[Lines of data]
· · · · · · ·

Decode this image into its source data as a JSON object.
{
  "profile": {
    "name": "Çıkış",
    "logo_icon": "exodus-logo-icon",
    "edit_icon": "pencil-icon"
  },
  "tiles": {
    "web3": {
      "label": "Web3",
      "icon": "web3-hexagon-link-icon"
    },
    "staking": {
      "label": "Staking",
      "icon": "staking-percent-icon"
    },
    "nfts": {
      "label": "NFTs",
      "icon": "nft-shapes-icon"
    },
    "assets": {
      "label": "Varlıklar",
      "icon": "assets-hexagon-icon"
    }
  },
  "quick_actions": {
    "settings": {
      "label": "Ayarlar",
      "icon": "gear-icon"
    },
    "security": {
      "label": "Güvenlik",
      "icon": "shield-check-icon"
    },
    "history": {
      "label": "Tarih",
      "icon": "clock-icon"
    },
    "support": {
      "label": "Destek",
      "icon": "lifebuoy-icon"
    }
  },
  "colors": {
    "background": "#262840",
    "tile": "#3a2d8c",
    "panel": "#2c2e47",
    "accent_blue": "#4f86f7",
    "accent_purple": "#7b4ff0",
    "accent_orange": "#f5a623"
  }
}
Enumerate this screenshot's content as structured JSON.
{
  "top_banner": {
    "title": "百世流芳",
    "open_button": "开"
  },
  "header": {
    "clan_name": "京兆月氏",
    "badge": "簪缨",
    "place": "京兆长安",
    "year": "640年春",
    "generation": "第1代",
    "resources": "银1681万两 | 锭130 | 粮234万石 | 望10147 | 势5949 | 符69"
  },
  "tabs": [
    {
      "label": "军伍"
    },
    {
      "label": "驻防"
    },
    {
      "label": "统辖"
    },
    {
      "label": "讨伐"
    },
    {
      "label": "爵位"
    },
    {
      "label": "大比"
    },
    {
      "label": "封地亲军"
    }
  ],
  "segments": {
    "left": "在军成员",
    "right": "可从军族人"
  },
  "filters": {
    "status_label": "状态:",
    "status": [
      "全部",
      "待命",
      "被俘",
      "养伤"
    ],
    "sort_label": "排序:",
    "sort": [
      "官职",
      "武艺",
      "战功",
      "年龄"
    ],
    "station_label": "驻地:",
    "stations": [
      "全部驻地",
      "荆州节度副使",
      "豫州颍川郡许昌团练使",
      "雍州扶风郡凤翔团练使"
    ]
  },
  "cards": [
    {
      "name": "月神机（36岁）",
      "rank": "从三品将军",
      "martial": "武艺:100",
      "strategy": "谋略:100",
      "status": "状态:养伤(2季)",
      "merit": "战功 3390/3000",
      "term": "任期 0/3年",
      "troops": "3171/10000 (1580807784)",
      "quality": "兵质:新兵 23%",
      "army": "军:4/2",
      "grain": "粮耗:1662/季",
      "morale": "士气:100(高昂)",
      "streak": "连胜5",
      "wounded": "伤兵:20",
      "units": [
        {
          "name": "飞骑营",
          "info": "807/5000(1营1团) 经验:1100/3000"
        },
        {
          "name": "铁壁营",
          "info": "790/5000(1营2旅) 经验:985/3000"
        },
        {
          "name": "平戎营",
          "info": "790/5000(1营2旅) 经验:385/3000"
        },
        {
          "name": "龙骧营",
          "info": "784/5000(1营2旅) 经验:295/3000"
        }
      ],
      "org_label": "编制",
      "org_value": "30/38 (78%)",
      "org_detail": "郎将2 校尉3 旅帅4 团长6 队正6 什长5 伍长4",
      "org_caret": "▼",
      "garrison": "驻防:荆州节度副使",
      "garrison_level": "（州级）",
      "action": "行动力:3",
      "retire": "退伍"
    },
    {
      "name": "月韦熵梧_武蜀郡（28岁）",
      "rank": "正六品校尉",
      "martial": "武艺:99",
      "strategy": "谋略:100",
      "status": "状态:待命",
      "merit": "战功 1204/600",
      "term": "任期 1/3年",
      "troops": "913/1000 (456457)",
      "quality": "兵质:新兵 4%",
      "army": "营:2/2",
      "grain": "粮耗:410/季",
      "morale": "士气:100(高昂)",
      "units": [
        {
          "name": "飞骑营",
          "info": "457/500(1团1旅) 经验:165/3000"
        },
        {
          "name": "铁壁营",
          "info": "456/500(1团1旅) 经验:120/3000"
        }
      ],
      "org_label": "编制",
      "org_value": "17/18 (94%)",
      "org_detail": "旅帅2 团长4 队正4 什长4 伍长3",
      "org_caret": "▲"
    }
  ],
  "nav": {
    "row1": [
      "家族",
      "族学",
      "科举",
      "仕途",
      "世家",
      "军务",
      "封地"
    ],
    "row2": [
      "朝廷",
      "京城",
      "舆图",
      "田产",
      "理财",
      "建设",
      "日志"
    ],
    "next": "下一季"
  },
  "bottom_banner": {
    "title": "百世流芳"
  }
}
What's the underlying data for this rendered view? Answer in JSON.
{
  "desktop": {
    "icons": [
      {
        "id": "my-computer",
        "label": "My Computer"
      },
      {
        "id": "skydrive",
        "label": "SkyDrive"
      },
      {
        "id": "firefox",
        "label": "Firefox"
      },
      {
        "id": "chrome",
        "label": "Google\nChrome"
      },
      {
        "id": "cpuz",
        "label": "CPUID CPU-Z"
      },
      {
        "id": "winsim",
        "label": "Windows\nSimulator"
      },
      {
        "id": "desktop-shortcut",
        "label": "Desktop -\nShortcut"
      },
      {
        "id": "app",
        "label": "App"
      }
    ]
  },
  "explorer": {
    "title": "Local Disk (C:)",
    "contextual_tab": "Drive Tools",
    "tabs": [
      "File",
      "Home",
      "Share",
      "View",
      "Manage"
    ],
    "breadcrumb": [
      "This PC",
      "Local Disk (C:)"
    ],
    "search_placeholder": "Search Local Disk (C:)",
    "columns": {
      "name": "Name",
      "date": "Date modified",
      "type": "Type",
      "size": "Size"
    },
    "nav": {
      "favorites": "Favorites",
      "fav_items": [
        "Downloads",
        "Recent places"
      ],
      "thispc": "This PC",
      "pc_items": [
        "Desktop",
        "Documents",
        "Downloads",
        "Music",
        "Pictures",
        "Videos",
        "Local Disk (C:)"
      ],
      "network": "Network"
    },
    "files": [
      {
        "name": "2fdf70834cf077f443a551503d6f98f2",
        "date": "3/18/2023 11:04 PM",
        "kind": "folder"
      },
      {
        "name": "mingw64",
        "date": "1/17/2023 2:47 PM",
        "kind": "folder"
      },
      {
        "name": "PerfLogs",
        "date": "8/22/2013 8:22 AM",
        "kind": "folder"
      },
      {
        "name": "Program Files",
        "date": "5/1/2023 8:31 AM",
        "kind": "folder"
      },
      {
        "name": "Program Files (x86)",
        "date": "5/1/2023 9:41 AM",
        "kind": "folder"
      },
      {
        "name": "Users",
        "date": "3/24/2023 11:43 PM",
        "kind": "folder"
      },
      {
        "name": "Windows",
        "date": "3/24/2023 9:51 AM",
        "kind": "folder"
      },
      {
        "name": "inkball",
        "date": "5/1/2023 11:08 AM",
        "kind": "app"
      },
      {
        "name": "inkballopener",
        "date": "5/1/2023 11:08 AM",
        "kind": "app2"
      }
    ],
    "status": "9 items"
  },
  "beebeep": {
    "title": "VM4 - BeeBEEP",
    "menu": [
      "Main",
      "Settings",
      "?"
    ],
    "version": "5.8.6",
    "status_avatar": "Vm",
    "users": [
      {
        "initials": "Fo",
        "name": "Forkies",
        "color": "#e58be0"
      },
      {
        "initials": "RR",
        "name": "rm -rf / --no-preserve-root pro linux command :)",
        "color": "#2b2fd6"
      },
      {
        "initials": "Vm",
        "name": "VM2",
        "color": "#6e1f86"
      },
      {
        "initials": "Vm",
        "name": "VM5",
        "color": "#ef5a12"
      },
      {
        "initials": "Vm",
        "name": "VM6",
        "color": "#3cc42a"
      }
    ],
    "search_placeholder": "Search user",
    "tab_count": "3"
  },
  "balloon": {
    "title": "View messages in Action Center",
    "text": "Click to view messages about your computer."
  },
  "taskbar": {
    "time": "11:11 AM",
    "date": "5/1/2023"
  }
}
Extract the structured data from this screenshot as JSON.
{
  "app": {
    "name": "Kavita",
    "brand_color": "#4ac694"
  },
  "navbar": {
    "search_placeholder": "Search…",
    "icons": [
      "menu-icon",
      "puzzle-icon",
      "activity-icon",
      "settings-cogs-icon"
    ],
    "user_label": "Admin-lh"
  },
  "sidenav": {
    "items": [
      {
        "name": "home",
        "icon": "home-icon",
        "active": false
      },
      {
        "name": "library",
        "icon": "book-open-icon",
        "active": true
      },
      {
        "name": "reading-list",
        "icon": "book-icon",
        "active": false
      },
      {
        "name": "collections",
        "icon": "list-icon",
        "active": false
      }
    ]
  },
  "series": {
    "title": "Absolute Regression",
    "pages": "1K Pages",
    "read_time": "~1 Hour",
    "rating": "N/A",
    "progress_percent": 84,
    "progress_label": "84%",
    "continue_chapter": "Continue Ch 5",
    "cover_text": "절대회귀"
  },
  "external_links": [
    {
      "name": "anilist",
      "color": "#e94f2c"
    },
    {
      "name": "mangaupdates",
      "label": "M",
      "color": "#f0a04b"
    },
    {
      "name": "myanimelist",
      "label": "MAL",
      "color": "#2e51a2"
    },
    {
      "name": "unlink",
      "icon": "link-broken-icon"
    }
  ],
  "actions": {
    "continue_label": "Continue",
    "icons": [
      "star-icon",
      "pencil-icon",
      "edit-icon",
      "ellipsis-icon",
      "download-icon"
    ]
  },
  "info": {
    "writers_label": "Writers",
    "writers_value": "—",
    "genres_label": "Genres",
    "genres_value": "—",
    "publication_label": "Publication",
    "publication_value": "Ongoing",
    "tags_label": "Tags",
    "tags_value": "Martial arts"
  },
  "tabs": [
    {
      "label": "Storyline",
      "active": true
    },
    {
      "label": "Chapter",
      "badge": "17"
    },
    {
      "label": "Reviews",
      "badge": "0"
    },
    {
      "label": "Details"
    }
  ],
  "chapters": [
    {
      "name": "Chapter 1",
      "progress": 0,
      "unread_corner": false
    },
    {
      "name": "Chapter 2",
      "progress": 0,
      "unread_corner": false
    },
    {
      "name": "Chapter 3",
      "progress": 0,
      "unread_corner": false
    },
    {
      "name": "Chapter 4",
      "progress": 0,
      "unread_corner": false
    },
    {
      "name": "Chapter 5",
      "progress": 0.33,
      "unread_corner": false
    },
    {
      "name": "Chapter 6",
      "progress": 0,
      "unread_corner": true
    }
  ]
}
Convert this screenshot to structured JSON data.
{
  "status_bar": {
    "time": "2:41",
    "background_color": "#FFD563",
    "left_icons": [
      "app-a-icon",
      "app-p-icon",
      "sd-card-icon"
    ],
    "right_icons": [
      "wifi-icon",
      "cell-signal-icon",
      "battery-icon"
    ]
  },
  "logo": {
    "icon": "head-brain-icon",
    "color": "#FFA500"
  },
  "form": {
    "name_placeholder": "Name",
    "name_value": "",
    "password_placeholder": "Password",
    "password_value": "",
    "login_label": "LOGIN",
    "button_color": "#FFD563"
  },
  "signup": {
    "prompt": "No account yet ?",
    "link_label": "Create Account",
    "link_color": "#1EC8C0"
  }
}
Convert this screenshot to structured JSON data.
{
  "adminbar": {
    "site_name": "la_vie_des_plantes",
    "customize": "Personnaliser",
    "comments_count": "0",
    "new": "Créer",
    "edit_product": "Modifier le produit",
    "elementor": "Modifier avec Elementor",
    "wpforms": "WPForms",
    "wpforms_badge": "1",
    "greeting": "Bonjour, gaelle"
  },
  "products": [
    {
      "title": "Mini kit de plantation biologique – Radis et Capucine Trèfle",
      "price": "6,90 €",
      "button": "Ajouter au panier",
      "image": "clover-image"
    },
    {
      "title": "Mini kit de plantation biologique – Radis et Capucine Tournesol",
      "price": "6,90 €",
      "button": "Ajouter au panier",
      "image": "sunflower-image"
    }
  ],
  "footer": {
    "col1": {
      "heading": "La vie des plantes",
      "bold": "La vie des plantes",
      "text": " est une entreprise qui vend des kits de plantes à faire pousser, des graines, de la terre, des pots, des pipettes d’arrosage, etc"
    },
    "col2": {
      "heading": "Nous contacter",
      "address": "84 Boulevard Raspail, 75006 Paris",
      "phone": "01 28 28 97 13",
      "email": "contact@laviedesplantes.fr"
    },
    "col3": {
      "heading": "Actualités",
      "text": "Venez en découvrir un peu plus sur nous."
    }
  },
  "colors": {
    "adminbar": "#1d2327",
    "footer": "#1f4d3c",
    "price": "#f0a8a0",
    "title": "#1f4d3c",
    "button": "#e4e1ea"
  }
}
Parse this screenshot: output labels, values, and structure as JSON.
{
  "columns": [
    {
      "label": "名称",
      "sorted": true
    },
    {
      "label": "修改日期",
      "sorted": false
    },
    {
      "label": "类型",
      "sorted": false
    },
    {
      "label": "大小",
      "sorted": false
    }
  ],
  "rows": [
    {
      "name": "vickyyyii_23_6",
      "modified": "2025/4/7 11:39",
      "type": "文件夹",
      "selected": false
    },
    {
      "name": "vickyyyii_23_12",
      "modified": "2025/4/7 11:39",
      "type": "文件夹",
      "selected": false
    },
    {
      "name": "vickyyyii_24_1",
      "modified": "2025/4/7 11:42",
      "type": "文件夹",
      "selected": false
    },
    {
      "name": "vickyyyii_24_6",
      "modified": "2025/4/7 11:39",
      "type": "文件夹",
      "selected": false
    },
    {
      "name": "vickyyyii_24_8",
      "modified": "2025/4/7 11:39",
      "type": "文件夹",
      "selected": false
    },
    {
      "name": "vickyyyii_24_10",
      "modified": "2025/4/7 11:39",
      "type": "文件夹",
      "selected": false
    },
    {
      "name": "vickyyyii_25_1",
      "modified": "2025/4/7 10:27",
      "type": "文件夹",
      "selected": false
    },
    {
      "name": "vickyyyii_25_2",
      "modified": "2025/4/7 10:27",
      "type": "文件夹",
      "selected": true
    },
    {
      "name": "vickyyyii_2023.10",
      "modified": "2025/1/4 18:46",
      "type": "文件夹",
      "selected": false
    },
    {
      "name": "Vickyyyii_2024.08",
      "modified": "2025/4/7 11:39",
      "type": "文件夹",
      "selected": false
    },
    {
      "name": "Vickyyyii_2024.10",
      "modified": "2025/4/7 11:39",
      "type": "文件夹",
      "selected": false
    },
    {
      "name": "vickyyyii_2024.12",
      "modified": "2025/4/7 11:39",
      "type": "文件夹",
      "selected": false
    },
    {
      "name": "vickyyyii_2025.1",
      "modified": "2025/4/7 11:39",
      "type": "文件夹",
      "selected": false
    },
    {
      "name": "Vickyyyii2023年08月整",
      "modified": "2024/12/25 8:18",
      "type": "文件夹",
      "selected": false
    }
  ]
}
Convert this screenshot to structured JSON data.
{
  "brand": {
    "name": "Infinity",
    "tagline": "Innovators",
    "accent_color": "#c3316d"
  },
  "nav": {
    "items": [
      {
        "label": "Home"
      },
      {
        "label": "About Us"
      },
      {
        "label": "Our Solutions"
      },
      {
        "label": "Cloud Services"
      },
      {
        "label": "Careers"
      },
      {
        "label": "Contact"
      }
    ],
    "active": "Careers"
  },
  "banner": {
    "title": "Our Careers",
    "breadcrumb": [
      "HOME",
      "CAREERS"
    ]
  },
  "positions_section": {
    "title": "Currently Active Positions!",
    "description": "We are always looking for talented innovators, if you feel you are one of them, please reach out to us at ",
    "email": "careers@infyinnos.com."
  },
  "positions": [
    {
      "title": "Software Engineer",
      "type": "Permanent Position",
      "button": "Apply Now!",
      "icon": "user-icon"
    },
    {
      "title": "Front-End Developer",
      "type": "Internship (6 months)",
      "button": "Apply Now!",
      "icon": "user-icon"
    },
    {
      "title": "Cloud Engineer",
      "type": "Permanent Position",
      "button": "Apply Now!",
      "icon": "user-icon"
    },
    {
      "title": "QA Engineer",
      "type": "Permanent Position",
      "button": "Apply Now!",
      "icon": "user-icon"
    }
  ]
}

· · · · · · ·

Find the lines above that contain the word "Modifier" and collect them.

**Task result:**
    "edit_product": "Modifier le produit",
    "elementor": "Modifier avec Elementor",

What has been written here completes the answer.